### DATA EXTRACT
[BEGIN]
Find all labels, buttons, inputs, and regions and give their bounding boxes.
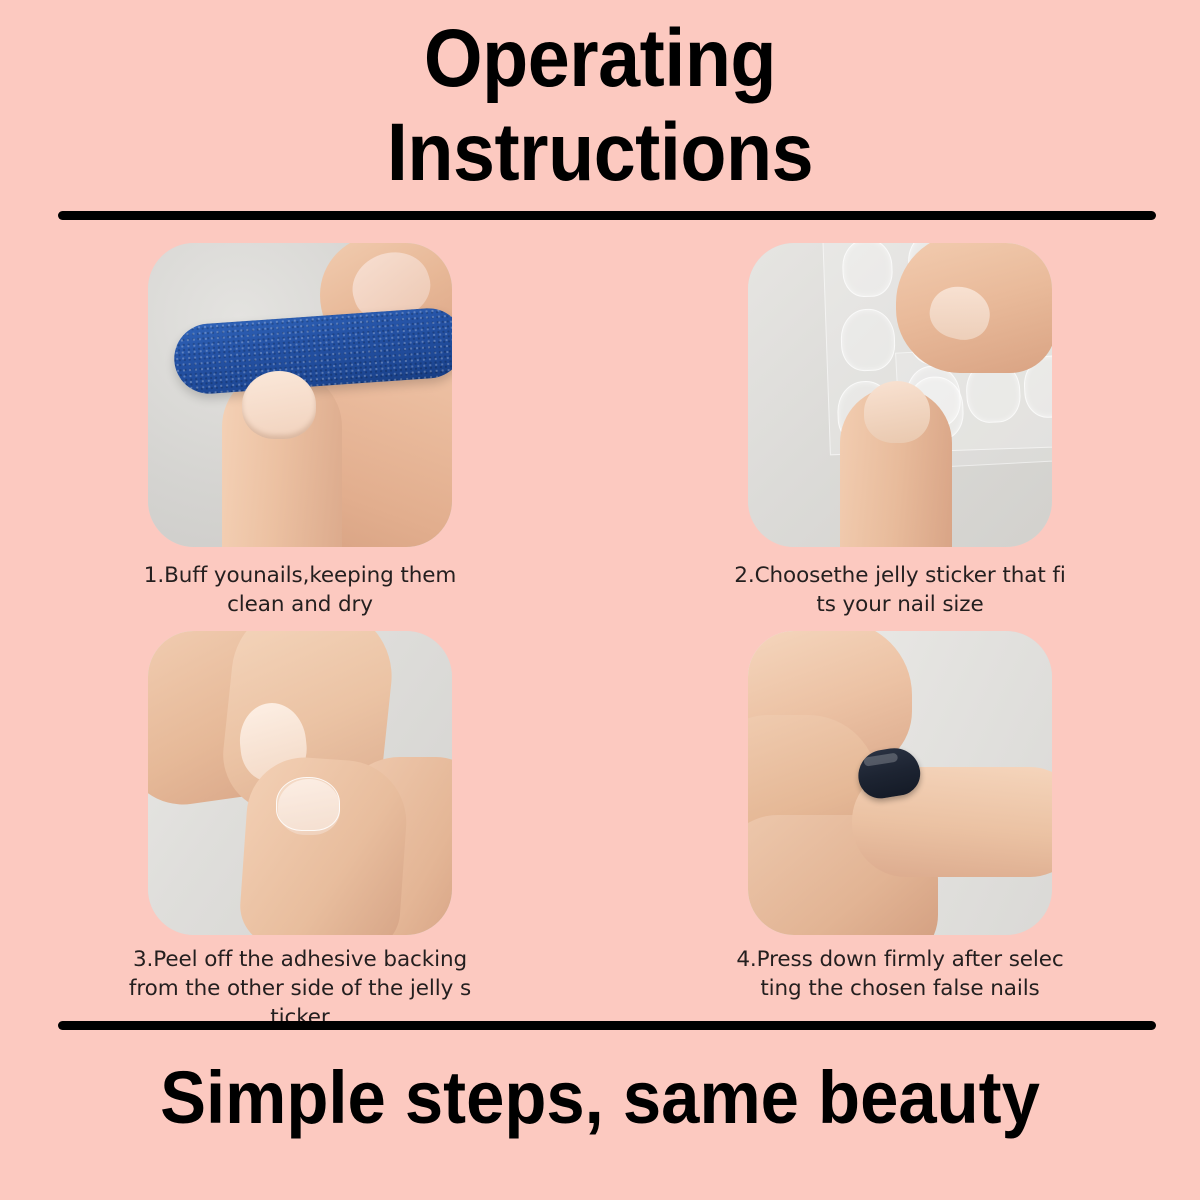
step-item-1: 1.Buff younails,keeping them clean and d… [85, 243, 515, 619]
step-caption-3: 3.Peel off the adhesive backing from the… [125, 945, 475, 1032]
finger-nail-shape [242, 371, 316, 439]
photo-buff-nails-with-blue-file [148, 243, 452, 547]
photo-choose-jelly-sticker-sheet [748, 243, 1052, 547]
step-item-4: 4.Press down firmly after selec ting the… [685, 631, 1115, 1032]
step-caption-4: 4.Press down firmly after selec ting the… [725, 945, 1075, 1003]
instructions-page: Operating Instructions 1.Buff younails,k… [0, 0, 1200, 1200]
jelly-tab-icon [840, 308, 896, 372]
step-caption-1: 1.Buff younails,keeping them clean and d… [125, 561, 475, 619]
page-title-line-2: Instructions [48, 106, 1152, 200]
jelly-tab-icon [841, 243, 893, 298]
finger-nail-shape [864, 381, 930, 443]
step-item-3: 3.Peel off the adhesive backing from the… [85, 631, 515, 1032]
jelly-tab-icon [276, 777, 340, 831]
footer: Simple steps, same beauty [0, 1055, 1200, 1141]
photo-press-down-false-nail [748, 631, 1052, 935]
page-title-line-1: Operating [48, 12, 1152, 106]
step-item-2: 2.Choosethe jelly sticker that fi ts you… [685, 243, 1115, 619]
photo-peel-adhesive-backing [148, 631, 452, 935]
divider-bottom [58, 1021, 1156, 1030]
steps-grid: 1.Buff younails,keeping them clean and d… [0, 243, 1200, 1032]
page-title: Operating Instructions [0, 12, 1200, 200]
footer-tagline: Simple steps, same beauty [42, 1055, 1158, 1141]
divider-top [58, 211, 1156, 220]
step-caption-2: 2.Choosethe jelly sticker that fi ts you… [725, 561, 1075, 619]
[END]
### TASK TO CARRY OUT
Reproduce every line of the records above verbatim, leaving out the pictures.

### THE SOLUTION
Find all labels, buttons, inputs, and regions and give their bounding boxes.
step-item-1: 1.Buff younails,keeping them clean and d… [85, 243, 515, 619]
step-caption-3: 3.Peel off the adhesive backing from the… [125, 945, 475, 1032]
finger-nail-shape [242, 371, 316, 439]
photo-buff-nails-with-blue-file [148, 243, 452, 547]
photo-choose-jelly-sticker-sheet [748, 243, 1052, 547]
step-item-4: 4.Press down firmly after selec ting the… [685, 631, 1115, 1032]
step-caption-4: 4.Press down firmly after selec ting the… [725, 945, 1075, 1003]
instructions-page: Operating Instructions 1.Buff younails,k… [0, 0, 1200, 1200]
jelly-tab-icon [840, 308, 896, 372]
step-caption-1: 1.Buff younails,keeping them clean and d… [125, 561, 475, 619]
page-title-line-2: Instructions [48, 106, 1152, 200]
jelly-tab-icon [841, 243, 893, 298]
finger-nail-shape [864, 381, 930, 443]
step-item-3: 3.Peel off the adhesive backing from the… [85, 631, 515, 1032]
jelly-tab-icon [276, 777, 340, 831]
footer: Simple steps, same beauty [0, 1055, 1200, 1141]
photo-press-down-false-nail [748, 631, 1052, 935]
page-title-line-1: Operating [48, 12, 1152, 106]
step-item-2: 2.Choosethe jelly sticker that fi ts you… [685, 243, 1115, 619]
photo-peel-adhesive-backing [148, 631, 452, 935]
divider-bottom [58, 1021, 1156, 1030]
steps-grid: 1.Buff younails,keeping them clean and d… [0, 243, 1200, 1032]
page-title: Operating Instructions [0, 12, 1200, 200]
footer-tagline: Simple steps, same beauty [42, 1055, 1158, 1141]
divider-top [58, 211, 1156, 220]
step-caption-2: 2.Choosethe jelly sticker that fi ts you… [725, 561, 1075, 619]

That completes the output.